### GOAL
From the entries provided below, copy each line that contains the word "during".

===== DATA FOR THE TASK

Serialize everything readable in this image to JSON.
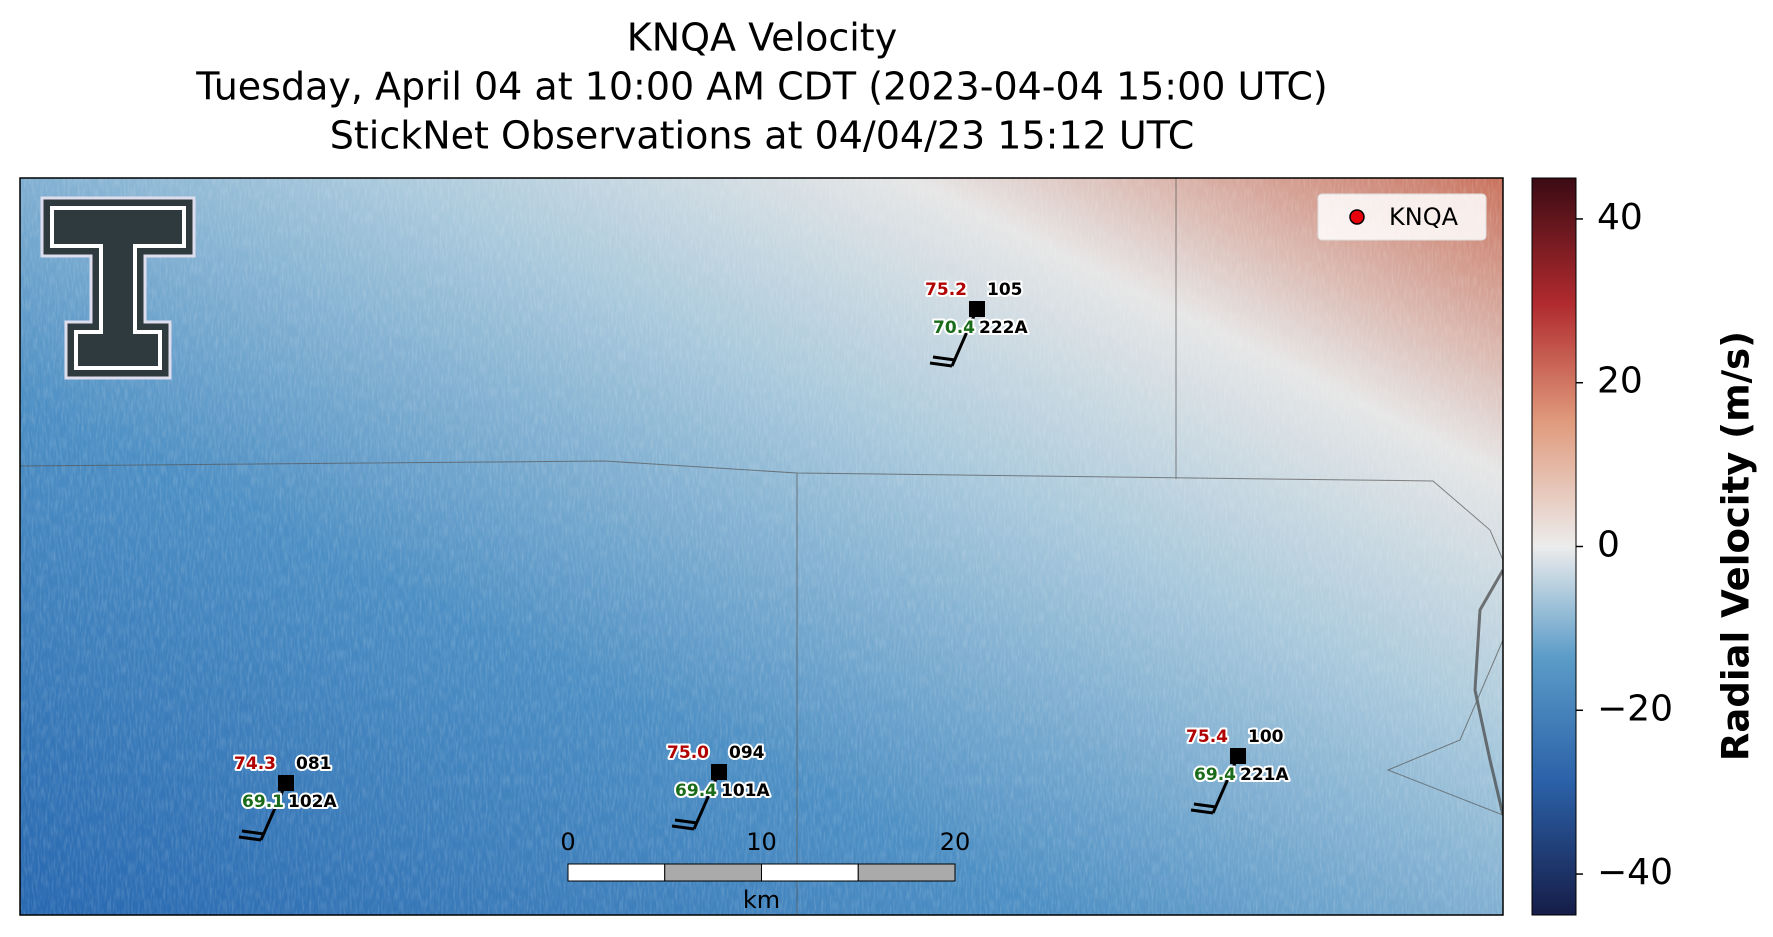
{
  "title": {
    "lines": [
      "KNQA Velocity",
      "Tuesday, April 04 at 10:00 AM CDT (2023-04-04 15:00 UTC)",
      "StickNet Observations at 04/04/23 15:12 UTC"
    ]
  },
  "legend": {
    "label": "KNQA",
    "color": "#e8000b"
  },
  "stations": [
    {
      "temperature": "75.2",
      "dewpoint": "70.4",
      "pressure": "105",
      "id": "222A"
    },
    {
      "temperature": "74.3",
      "dewpoint": "69.1",
      "pressure": "081",
      "id": "102A"
    },
    {
      "temperature": "75.0",
      "dewpoint": "69.4",
      "pressure": "094",
      "id": "101A"
    },
    {
      "temperature": "75.4",
      "dewpoint": "69.4",
      "pressure": "100",
      "id": "221A"
    }
  ],
  "scale_bar": {
    "ticks": [
      0,
      10,
      20
    ],
    "unit": "km"
  },
  "colorbar": {
    "label": "Radial Velocity (m/s)",
    "range": [
      -45,
      45
    ],
    "ticks": [
      {
        "value": -40,
        "label": "−40"
      },
      {
        "value": -20,
        "label": "−20"
      },
      0,
      20,
      40
    ]
  }
}
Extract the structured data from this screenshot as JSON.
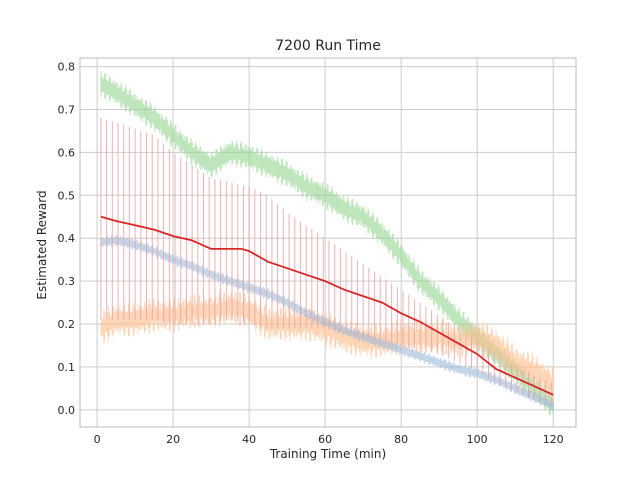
{
  "chart_data": {
    "type": "line",
    "title": "7200 Run Time",
    "xlabel": "Training Time (min)",
    "ylabel": "Estimated Reward",
    "xlim": [
      -4.5,
      126
    ],
    "ylim": [
      -0.04,
      0.82
    ],
    "xticks": [
      0,
      20,
      40,
      60,
      80,
      100,
      120
    ],
    "yticks": [
      0.0,
      0.1,
      0.2,
      0.3,
      0.4,
      0.5,
      0.6,
      0.7,
      0.8
    ],
    "grid": true,
    "legend": "none",
    "colors": {
      "mean": "#d62728",
      "errorbar": "#e8a3a4",
      "green_band": "#98d594",
      "blue_band": "#9ebcdb",
      "orange_band": "#ffbb88",
      "grid": "#cccccc",
      "spine": "#bdbdbd"
    },
    "series": [
      {
        "style": "mean-line",
        "x": [
          1,
          5,
          10,
          15,
          20,
          25,
          30,
          35,
          38,
          40,
          45,
          50,
          55,
          60,
          65,
          70,
          75,
          80,
          85,
          90,
          95,
          100,
          105,
          110,
          115,
          120
        ],
        "y": [
          0.45,
          0.44,
          0.43,
          0.42,
          0.405,
          0.395,
          0.375,
          0.375,
          0.375,
          0.37,
          0.345,
          0.33,
          0.315,
          0.3,
          0.28,
          0.265,
          0.25,
          0.225,
          0.205,
          0.18,
          0.155,
          0.13,
          0.095,
          0.075,
          0.055,
          0.035
        ]
      },
      {
        "style": "errorbar-upper",
        "x": [
          1,
          5,
          10,
          15,
          20,
          25,
          30,
          35,
          40,
          45,
          50,
          55,
          60,
          65,
          70,
          75,
          80,
          85,
          90,
          95,
          100,
          105,
          110,
          115,
          120
        ],
        "y": [
          0.68,
          0.67,
          0.655,
          0.64,
          0.6,
          0.57,
          0.54,
          0.53,
          0.52,
          0.5,
          0.46,
          0.43,
          0.4,
          0.37,
          0.34,
          0.31,
          0.28,
          0.25,
          0.22,
          0.19,
          0.16,
          0.13,
          0.1,
          0.08,
          0.06
        ]
      },
      {
        "style": "errorbar-lower",
        "x": [
          1,
          5,
          10,
          15,
          20,
          25,
          30,
          35,
          40,
          45,
          50,
          55,
          60,
          65,
          70,
          75,
          80,
          85,
          90,
          95,
          100,
          105,
          110,
          115,
          120
        ],
        "y": [
          0.21,
          0.21,
          0.21,
          0.21,
          0.2,
          0.2,
          0.2,
          0.21,
          0.2,
          0.19,
          0.19,
          0.19,
          0.19,
          0.18,
          0.17,
          0.16,
          0.15,
          0.14,
          0.13,
          0.11,
          0.09,
          0.06,
          0.04,
          0.02,
          0.01
        ]
      },
      {
        "style": "green-band",
        "x": [
          1,
          5,
          10,
          15,
          20,
          25,
          30,
          35,
          40,
          45,
          50,
          55,
          60,
          65,
          70,
          75,
          80,
          85,
          90,
          95,
          100,
          105,
          110,
          115,
          120
        ],
        "y": [
          0.76,
          0.74,
          0.71,
          0.68,
          0.64,
          0.6,
          0.57,
          0.6,
          0.59,
          0.57,
          0.55,
          0.52,
          0.5,
          0.47,
          0.45,
          0.41,
          0.36,
          0.3,
          0.26,
          0.21,
          0.17,
          0.13,
          0.09,
          0.05,
          0.01
        ]
      },
      {
        "style": "blue-band",
        "x": [
          1,
          5,
          10,
          15,
          20,
          25,
          30,
          35,
          40,
          45,
          50,
          55,
          60,
          65,
          70,
          75,
          80,
          85,
          90,
          95,
          100,
          105,
          110,
          115,
          120
        ],
        "y": [
          0.39,
          0.395,
          0.385,
          0.37,
          0.35,
          0.335,
          0.315,
          0.3,
          0.285,
          0.27,
          0.25,
          0.225,
          0.205,
          0.185,
          0.17,
          0.155,
          0.14,
          0.125,
          0.11,
          0.095,
          0.085,
          0.07,
          0.05,
          0.03,
          0.01
        ]
      },
      {
        "style": "orange-band",
        "x": [
          1,
          5,
          10,
          15,
          20,
          25,
          30,
          35,
          40,
          45,
          50,
          55,
          60,
          65,
          70,
          75,
          80,
          85,
          90,
          95,
          100,
          105,
          110,
          115,
          120
        ],
        "y": [
          0.19,
          0.21,
          0.21,
          0.22,
          0.22,
          0.23,
          0.23,
          0.24,
          0.23,
          0.2,
          0.2,
          0.2,
          0.19,
          0.17,
          0.16,
          0.16,
          0.17,
          0.17,
          0.17,
          0.16,
          0.17,
          0.15,
          0.11,
          0.09,
          0.06
        ]
      }
    ]
  }
}
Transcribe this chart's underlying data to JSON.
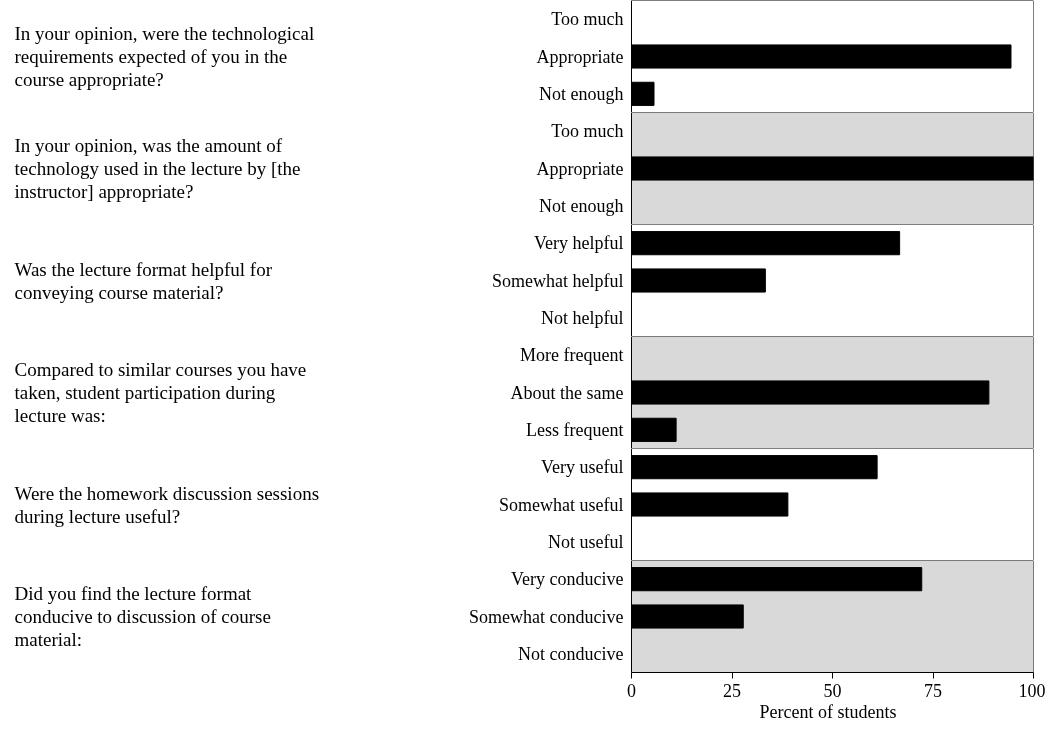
{
  "chart_data": [
    {
      "type": "bar",
      "orientation": "horizontal",
      "ylabel": "In your opinion, were the technological requirements expected of you in the course appropriate?",
      "categories": [
        "Too much",
        "Appropriate",
        "Not enough"
      ],
      "values": [
        0,
        94.4,
        5.6
      ],
      "color": "#000000",
      "xlim": [
        0,
        100
      ],
      "tick_labels": "y"
    },
    {
      "type": "bar",
      "orientation": "horizontal",
      "ylabel": "In your opinion, was the amount of technology used in the lecture by [the instructor] appropriate?",
      "categories": [
        "Too much",
        "Appropriate",
        "Not enough"
      ],
      "values": [
        0,
        100,
        0
      ],
      "color": "#000000",
      "xlim": [
        0,
        100
      ],
      "tick_labels": "y",
      "bands": [
        {
          "axis": "x",
          "from": 0,
          "to": 100,
          "color": "#d9d9d9"
        }
      ]
    },
    {
      "type": "bar",
      "orientation": "horizontal",
      "ylabel": "Was the lecture format helpful for conveying course material?",
      "categories": [
        "Very helpful",
        "Somewhat helpful",
        "Not helpful"
      ],
      "values": [
        66.7,
        33.3,
        0
      ],
      "color": "#000000",
      "xlim": [
        0,
        100
      ],
      "tick_labels": "y"
    },
    {
      "type": "bar",
      "orientation": "horizontal",
      "ylabel": "Compared to similar courses you have taken, student participation during lecture was:",
      "categories": [
        "More frequent",
        "About the same",
        "Less frequent"
      ],
      "values": [
        0,
        88.9,
        11.1
      ],
      "color": "#000000",
      "xlim": [
        0,
        100
      ],
      "tick_labels": "y",
      "bands": [
        {
          "axis": "x",
          "from": 0,
          "to": 100,
          "color": "#d9d9d9"
        }
      ]
    },
    {
      "type": "bar",
      "orientation": "horizontal",
      "ylabel": "Were the homework discussion sessions during lecture useful?",
      "categories": [
        "Very useful",
        "Somewhat useful",
        "Not useful"
      ],
      "values": [
        61.1,
        38.9,
        0
      ],
      "color": "#000000",
      "xlim": [
        0,
        100
      ],
      "tick_labels": "y"
    },
    {
      "type": "bar",
      "orientation": "horizontal",
      "ylabel": "Did you find the lecture format conducive to discussion of course material:",
      "categories": [
        "Very conducive",
        "Somewhat conducive",
        "Not conducive"
      ],
      "values": [
        72.2,
        27.8,
        0
      ],
      "color": "#000000",
      "xlim": [
        0,
        100
      ],
      "xticks": [
        0,
        25,
        50,
        75,
        100
      ],
      "xlabel": "Percent of students",
      "bands": [
        {
          "axis": "x",
          "from": 0,
          "to": 100,
          "color": "#d9d9d9"
        }
      ]
    }
  ]
}
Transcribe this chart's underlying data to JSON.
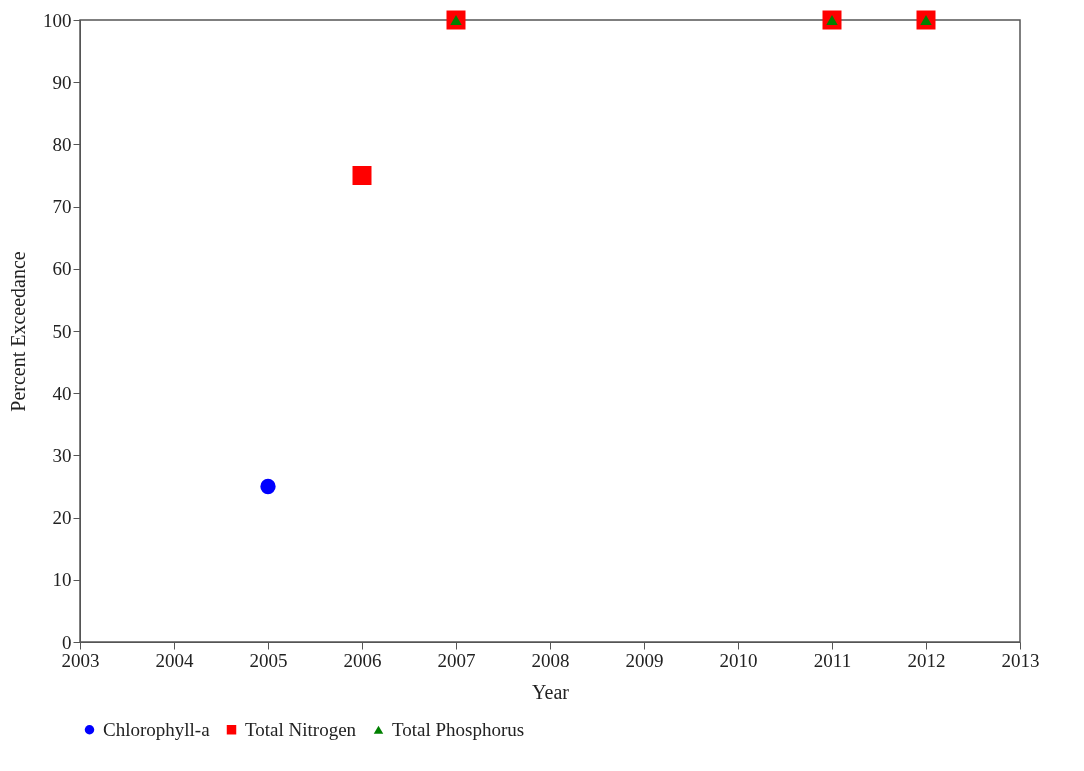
{
  "chart_data": {
    "type": "scatter",
    "xlabel": "Year",
    "ylabel": "Percent Exceedance",
    "xlim": [
      2003,
      2013
    ],
    "xticks": [
      2003,
      2004,
      2005,
      2006,
      2007,
      2008,
      2009,
      2010,
      2011,
      2012,
      2013
    ],
    "ylim": [
      0,
      100
    ],
    "yticks": [
      0,
      10,
      20,
      30,
      40,
      50,
      60,
      70,
      80,
      90,
      100
    ],
    "grid": false,
    "legend": "bottom",
    "series": [
      {
        "name": "Chlorophyll-a",
        "color": "#0000ff",
        "marker": "circle",
        "x": [
          2005
        ],
        "values": [
          25
        ]
      },
      {
        "name": "Total Nitrogen",
        "color": "#ff0000",
        "marker": "square",
        "x": [
          2006,
          2007,
          2011,
          2012
        ],
        "values": [
          75,
          100,
          100,
          100
        ]
      },
      {
        "name": "Total Phosphorus",
        "color": "#008000",
        "marker": "triangle",
        "x": [
          2007,
          2011,
          2012
        ],
        "values": [
          100,
          100,
          100
        ]
      }
    ]
  }
}
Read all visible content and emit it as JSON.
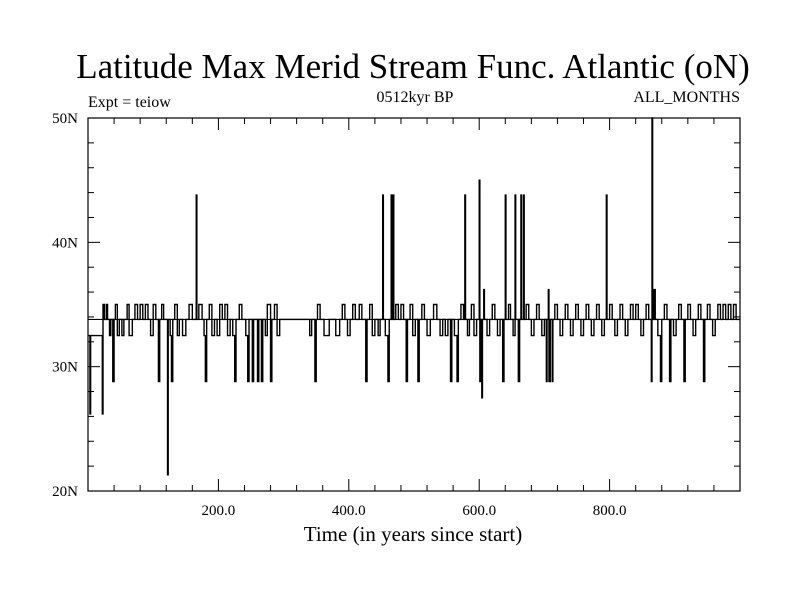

==========

### RIGHT ANSWER
      "ylabel": "Compared to similar courses you have taken, student participation during lecture was:",
      "ylabel": "Were the homework discussion sessions during lecture useful?",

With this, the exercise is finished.